>> begin

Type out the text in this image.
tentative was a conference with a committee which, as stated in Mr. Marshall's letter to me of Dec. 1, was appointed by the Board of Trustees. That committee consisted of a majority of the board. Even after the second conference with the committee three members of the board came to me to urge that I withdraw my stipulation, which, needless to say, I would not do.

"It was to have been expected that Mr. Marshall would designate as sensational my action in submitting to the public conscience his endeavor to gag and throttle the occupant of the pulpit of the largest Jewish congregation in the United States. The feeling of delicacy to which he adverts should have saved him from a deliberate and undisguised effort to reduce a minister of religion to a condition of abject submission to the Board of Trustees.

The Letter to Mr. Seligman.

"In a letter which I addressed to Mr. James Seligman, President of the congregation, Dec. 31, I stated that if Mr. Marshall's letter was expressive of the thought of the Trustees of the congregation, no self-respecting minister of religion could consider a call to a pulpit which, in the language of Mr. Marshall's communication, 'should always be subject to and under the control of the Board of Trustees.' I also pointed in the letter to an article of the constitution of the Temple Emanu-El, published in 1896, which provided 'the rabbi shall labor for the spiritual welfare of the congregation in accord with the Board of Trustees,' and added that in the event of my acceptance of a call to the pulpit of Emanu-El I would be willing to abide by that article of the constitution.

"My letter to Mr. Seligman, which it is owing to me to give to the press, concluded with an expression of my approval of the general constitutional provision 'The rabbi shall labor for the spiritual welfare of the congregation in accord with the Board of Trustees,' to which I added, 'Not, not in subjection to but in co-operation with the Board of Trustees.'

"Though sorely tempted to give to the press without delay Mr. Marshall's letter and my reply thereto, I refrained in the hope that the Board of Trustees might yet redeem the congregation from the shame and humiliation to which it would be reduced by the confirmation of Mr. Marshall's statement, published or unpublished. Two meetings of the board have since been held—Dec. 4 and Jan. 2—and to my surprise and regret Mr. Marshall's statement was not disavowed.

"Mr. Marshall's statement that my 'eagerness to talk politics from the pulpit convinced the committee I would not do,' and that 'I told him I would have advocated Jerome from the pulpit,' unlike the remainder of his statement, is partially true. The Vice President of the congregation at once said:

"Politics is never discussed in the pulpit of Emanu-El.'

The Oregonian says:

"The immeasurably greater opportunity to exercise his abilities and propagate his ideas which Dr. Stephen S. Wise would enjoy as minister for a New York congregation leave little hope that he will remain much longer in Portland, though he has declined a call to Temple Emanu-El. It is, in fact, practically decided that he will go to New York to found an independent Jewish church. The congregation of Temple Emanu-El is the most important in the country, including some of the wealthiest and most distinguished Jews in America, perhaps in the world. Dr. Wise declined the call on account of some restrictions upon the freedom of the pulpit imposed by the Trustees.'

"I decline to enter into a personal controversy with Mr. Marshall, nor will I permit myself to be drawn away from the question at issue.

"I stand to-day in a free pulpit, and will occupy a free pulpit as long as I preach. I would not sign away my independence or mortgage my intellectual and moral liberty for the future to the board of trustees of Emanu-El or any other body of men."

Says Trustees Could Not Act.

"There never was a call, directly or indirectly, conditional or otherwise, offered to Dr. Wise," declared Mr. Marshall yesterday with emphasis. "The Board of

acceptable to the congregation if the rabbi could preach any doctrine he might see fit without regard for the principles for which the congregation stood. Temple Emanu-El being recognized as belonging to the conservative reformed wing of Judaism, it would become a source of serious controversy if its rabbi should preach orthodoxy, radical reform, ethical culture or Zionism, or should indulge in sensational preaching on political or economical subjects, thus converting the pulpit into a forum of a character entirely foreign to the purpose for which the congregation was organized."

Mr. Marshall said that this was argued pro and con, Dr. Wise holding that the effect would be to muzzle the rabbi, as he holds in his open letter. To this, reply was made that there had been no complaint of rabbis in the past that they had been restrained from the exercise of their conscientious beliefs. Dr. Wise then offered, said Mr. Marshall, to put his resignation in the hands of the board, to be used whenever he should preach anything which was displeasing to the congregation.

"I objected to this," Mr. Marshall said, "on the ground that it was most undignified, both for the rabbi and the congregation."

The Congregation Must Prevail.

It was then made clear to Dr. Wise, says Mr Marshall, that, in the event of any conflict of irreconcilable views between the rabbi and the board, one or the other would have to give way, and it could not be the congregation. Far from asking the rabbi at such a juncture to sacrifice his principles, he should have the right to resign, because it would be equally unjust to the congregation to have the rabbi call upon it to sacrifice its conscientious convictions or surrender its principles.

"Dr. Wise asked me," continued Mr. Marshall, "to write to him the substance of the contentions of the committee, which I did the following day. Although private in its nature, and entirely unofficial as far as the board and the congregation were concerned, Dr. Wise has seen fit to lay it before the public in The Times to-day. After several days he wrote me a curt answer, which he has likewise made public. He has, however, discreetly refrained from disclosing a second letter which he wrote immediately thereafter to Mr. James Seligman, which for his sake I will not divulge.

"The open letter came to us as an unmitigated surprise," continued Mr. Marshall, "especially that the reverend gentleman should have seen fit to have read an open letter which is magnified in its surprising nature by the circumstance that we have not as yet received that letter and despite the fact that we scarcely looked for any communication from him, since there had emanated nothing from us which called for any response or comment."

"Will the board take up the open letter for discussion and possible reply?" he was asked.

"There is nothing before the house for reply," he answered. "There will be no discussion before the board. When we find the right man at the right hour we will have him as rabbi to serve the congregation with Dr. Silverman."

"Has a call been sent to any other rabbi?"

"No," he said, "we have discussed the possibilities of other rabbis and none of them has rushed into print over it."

>> end

### Objective
Copy out the whole listing exactly.

### Output of the exercise
Type out the text in this image.
tentative was a conference with a committee which, as stated in Mr. Marshall's letter to me of Dec. 1, was appointed by the Board of Trustees. That committee consisted of a majority of the board. Even after the second conference with the committee three members of the board came to me to urge that I withdraw my stipulation, which, needless to say, I would not do.

"It was to have been expected that Mr. Marshall would designate as sensational my action in submitting to the public conscience his endeavor to gag and throttle the occupant of the pulpit of the largest Jewish congregation in the United States. The feeling of delicacy to which he adverts should have saved him from a deliberate and undisguised effort to reduce a minister of religion to a condition of abject submission to the Board of Trustees.

The Letter to Mr. Seligman.

"In a letter which I addressed to Mr. James Seligman, President of the congregation, Dec. 31, I stated that if Mr. Marshall's letter was expressive of the thought of the Trustees of the congregation, no self-respecting minister of religion could consider a call to a pulpit which, in the language of Mr. Marshall's communication, 'should always be subject to and under the control of the Board of Trustees.' I also pointed in the letter to an article of the constitution of the Temple Emanu-El, published in 1896, which provided 'the rabbi shall labor for the spiritual welfare of the congregation in accord with the Board of Trustees,' and added that in the event of my acceptance of a call to the pulpit of Emanu-El I would be willing to abide by that article of the constitution.

"My letter to Mr. Seligman, which it is owing to me to give to the press, concluded with an expression of my approval of the general constitutional provision 'The rabbi shall labor for the spiritual welfare of the congregation in accord with the Board of Trustees,' to which I added, 'Not, not in subjection to but in co-operation with the Board of Trustees.'

"Though sorely tempted to give to the press without delay Mr. Marshall's letter and my reply thereto, I refrained in the hope that the Board of Trustees might yet redeem the congregation from the shame and humiliation to which it would be reduced by the confirmation of Mr. Marshall's statement, published or unpublished. Two meetings of the board have since been held—Dec. 4 and Jan. 2—and to my surprise and regret Mr. Marshall's statement was not disavowed.

"Mr. Marshall's statement that my 'eagerness to talk politics from the pulpit convinced the committee I would not do,' and that 'I told him I would have advocated Jerome from the pulpit,' unlike the remainder of his statement, is partially true. The Vice President of the congregation at once said:

"Politics is never discussed in the pulpit of Emanu-El.'

The Oregonian says:

"The immeasurably greater opportunity to exercise his abilities and propagate his ideas which Dr. Stephen S. Wise would enjoy as minister for a New York congregation leave little hope that he will remain much longer in Portland, though he has declined a call to Temple Emanu-El. It is, in fact, practically decided that he will go to New York to found an independent Jewish church. The congregation of Temple Emanu-El is the most important in the country, including some of the wealthiest and most distinguished Jews in America, perhaps in the world. Dr. Wise declined the call on account of some restrictions upon the freedom of the pulpit imposed by the Trustees.'

"I decline to enter into a personal controversy with Mr. Marshall, nor will I permit myself to be drawn away from the question at issue.

"I stand to-day in a free pulpit, and will occupy a free pulpit as long as I preach. I would not sign away my independence or mortgage my intellectual and moral liberty for the future to the board of trustees of Emanu-El or any other body of men."

Says Trustees Could Not Act.

"There never was a call, directly or indirectly, conditional or otherwise, offered to Dr. Wise," declared Mr. Marshall yesterday with emphasis. "The Board of

acceptable to the congregation if the rabbi could preach any doctrine he might see fit without regard for the principles for which the congregation stood. Temple Emanu-El being recognized as belonging to the conservative reformed wing of Judaism, it would become a source of serious controversy if its rabbi should preach orthodoxy, radical reform, ethical culture or Zionism, or should indulge in sensational preaching on political or economical subjects, thus converting the pulpit into a forum of a character entirely foreign to the purpose for which the congregation was organized."

Mr. Marshall said that this was argued pro and con, Dr. Wise holding that the effect would be to muzzle the rabbi, as he holds in his open letter. To this, reply was made that there had been no complaint of rabbis in the past that they had been restrained from the exercise of their conscientious beliefs. Dr. Wise then offered, said Mr. Marshall, to put his resignation in the hands of the board, to be used whenever he should preach anything which was displeasing to the congregation.

"I objected to this," Mr. Marshall said, "on the ground that it was most undignified, both for the rabbi and the congregation."

The Congregation Must Prevail.

It was then made clear to Dr. Wise, says Mr Marshall, that, in the event of any conflict of irreconcilable views between the rabbi and the board, one or the other would have to give way, and it could not be the congregation. Far from asking the rabbi at such a juncture to sacrifice his principles, he should have the right to resign, because it would be equally unjust to the congregation to have the rabbi call upon it to sacrifice its conscientious convictions or surrender its principles.

"Dr. Wise asked me," continued Mr. Marshall, "to write to him the substance of the contentions of the committee, which I did the following day. Although private in its nature, and entirely unofficial as far as the board and the congregation were concerned, Dr. Wise has seen fit to lay it before the public in The Times to-day. After several days he wrote me a curt answer, which he has likewise made public. He has, however, discreetly refrained from disclosing a second letter which he wrote immediately thereafter to Mr. James Seligman, which for his sake I will not divulge.

"The open letter came to us as an unmitigated surprise," continued Mr. Marshall, "especially that the reverend gentleman should have seen fit to have read an open letter which is magnified in its surprising nature by the circumstance that we have not as yet received that letter and despite the fact that we scarcely looked for any communication from him, since there had emanated nothing from us which called for any response or comment."

"Will the board take up the open letter for discussion and possible reply?" he was asked.

"There is nothing before the house for reply," he answered. "There will be no discussion before the board. When we find the right man at the right hour we will have him as rabbi to serve the congregation with Dr. Silverman."

"Has a call been sent to any other rabbi?"

"No," he said, "we have discussed the possibilities of other rabbis and none of them has rushed into print over it."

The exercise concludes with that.